### Given task:
Go through the records and extract every line with the word "mins".

Entries from a dataset
-=-=-

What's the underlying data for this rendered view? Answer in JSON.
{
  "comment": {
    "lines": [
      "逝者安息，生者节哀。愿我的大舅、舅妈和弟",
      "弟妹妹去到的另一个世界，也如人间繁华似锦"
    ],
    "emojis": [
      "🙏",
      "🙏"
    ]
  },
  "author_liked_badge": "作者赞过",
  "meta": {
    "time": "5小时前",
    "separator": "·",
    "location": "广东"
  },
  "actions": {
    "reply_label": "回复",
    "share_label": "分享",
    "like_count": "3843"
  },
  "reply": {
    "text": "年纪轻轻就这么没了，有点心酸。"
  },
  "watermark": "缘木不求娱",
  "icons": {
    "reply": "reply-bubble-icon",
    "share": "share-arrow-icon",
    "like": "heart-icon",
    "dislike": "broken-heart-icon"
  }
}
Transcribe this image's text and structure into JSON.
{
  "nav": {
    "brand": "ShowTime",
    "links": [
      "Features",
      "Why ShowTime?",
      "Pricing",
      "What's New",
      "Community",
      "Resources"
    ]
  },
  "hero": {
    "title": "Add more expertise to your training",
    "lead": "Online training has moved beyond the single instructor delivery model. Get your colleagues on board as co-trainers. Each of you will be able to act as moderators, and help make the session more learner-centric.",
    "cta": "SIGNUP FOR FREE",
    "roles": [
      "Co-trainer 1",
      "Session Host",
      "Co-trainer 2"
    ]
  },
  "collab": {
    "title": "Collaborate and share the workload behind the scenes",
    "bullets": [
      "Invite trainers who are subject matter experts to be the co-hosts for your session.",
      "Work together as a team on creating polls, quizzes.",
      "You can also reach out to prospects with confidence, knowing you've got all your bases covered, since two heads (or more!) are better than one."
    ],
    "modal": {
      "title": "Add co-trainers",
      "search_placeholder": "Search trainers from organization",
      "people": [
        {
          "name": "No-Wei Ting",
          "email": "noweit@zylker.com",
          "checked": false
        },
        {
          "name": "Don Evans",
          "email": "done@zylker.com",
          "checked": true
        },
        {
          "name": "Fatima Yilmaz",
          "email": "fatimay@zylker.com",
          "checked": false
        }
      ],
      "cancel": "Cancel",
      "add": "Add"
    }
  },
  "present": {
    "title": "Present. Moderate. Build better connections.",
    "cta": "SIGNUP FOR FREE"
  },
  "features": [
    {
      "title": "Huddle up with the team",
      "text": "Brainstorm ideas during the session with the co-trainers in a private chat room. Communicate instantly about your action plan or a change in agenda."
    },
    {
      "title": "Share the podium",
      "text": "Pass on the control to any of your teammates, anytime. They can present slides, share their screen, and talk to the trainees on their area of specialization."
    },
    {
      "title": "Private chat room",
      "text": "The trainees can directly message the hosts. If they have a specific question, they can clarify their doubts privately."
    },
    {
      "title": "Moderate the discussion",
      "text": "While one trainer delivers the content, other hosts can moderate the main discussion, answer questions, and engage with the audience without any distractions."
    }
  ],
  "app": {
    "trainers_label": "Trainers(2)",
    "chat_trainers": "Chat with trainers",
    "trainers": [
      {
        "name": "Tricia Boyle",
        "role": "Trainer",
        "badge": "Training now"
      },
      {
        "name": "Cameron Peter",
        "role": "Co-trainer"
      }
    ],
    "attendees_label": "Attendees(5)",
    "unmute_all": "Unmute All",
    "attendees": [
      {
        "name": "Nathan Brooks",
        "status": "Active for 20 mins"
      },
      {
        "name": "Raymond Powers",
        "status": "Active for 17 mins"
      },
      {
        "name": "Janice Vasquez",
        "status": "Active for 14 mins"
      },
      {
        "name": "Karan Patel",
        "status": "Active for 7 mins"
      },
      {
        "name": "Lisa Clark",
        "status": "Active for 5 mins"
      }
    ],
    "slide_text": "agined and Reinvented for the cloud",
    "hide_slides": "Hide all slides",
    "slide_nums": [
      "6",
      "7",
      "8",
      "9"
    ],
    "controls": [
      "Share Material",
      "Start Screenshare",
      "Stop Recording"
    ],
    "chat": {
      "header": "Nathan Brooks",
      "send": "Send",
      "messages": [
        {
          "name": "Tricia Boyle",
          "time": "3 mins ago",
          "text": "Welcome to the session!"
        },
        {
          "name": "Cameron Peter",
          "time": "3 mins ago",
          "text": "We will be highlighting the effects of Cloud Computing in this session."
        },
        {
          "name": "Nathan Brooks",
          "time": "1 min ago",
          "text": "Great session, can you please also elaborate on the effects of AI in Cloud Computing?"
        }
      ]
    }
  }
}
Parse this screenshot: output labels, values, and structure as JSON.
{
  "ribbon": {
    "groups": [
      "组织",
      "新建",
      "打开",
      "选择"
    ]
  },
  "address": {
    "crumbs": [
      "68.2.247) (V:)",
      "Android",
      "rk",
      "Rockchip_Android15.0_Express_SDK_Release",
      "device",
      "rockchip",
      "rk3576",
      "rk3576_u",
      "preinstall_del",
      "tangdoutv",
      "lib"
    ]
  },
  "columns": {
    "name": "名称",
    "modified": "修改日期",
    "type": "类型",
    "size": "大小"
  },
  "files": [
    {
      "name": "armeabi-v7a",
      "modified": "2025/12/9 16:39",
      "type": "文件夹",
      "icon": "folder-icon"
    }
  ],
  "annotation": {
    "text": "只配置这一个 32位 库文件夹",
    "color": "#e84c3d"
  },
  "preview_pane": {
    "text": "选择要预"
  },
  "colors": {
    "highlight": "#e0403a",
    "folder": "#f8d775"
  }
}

-=-=-

### Right answer:
        "status": "Active for 20 mins"
        "status": "Active for 17 mins"
        "status": "Active for 14 mins"
        "status": "Active for 7 mins"
        "status": "Active for 5 mins"
          "time": "3 mins ago",
          "time": "3 mins ago",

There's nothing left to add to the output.